Exercise details:
Give the entries back exactly, dropping each image.

..............................

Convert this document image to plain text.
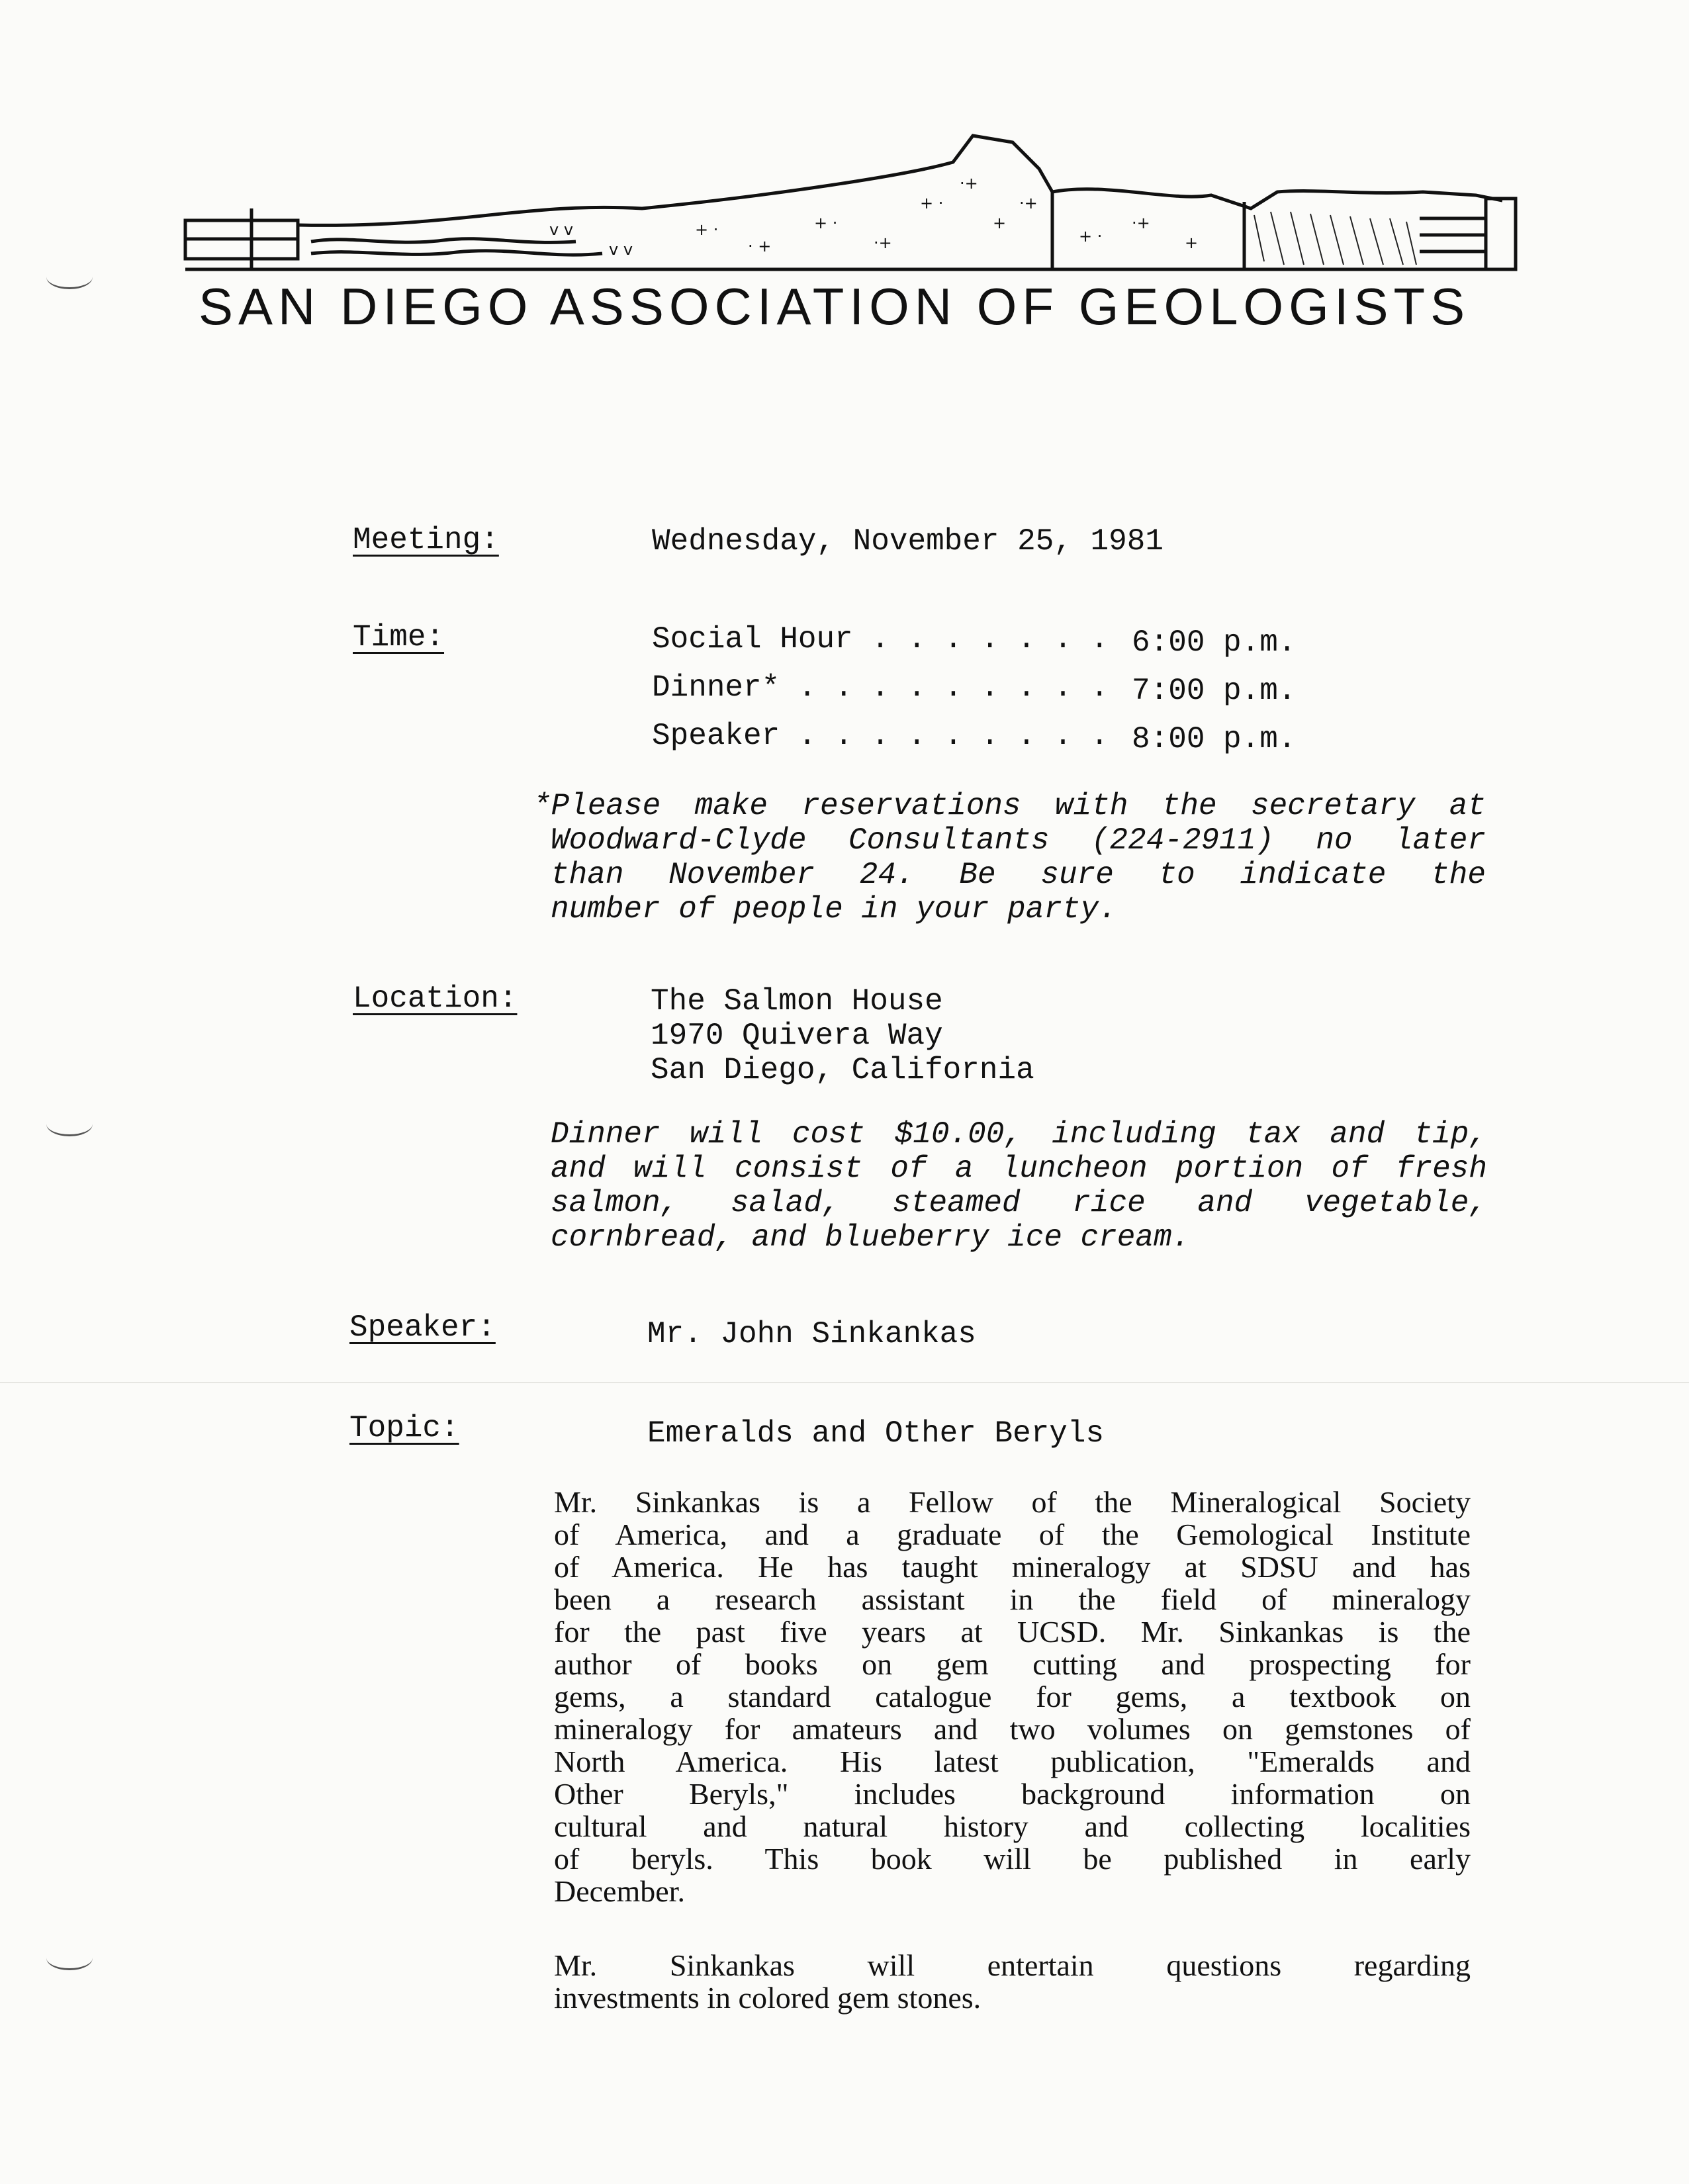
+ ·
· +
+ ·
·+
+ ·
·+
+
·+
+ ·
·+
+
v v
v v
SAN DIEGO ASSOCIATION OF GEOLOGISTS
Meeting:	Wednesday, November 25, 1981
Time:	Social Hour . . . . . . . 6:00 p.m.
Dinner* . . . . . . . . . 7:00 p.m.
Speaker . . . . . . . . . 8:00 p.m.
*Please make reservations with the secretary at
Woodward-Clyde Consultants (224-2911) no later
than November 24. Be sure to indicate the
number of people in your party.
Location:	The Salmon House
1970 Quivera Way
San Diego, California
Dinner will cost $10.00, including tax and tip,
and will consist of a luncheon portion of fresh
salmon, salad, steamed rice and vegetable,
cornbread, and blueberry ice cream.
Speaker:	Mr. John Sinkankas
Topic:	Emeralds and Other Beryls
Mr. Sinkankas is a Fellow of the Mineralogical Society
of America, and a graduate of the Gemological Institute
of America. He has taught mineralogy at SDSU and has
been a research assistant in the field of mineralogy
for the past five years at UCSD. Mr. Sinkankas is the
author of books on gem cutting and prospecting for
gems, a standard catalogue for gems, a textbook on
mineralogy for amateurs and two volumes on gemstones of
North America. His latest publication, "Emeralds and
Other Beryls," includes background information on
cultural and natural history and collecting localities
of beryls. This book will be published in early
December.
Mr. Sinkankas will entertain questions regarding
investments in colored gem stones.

..............................

Reply:
Convert this document image to plain text.
+ ·
· +
+ ·
·+
+ ·
·+
+
·+
+ ·
·+
+
v v
v v
SAN DIEGO ASSOCIATION OF GEOLOGISTS
Meeting:	Wednesday, November 25, 1981
Time:	Social Hour . . . . . . . 6:00 p.m.
Dinner* . . . . . . . . . 7:00 p.m.
Speaker . . . . . . . . . 8:00 p.m.
*Please make reservations with the secretary at
Woodward-Clyde Consultants (224-2911) no later
than November 24. Be sure to indicate the
number of people in your party.
Location:	The Salmon House
1970 Quivera Way
San Diego, California
Dinner will cost $10.00, including tax and tip,
and will consist of a luncheon portion of fresh
salmon, salad, steamed rice and vegetable,
cornbread, and blueberry ice cream.
Speaker:	Mr. John Sinkankas
Topic:	Emeralds and Other Beryls
Mr. Sinkankas is a Fellow of the Mineralogical Society
of America, and a graduate of the Gemological Institute
of America. He has taught mineralogy at SDSU and has
been a research assistant in the field of mineralogy
for the past five years at UCSD. Mr. Sinkankas is the
author of books on gem cutting and prospecting for
gems, a standard catalogue for gems, a textbook on
mineralogy for amateurs and two volumes on gemstones of
North America. His latest publication, "Emeralds and
Other Beryls," includes background information on
cultural and natural history and collecting localities
of beryls. This book will be published in early
December.
Mr. Sinkankas will entertain questions regarding
investments in colored gem stones.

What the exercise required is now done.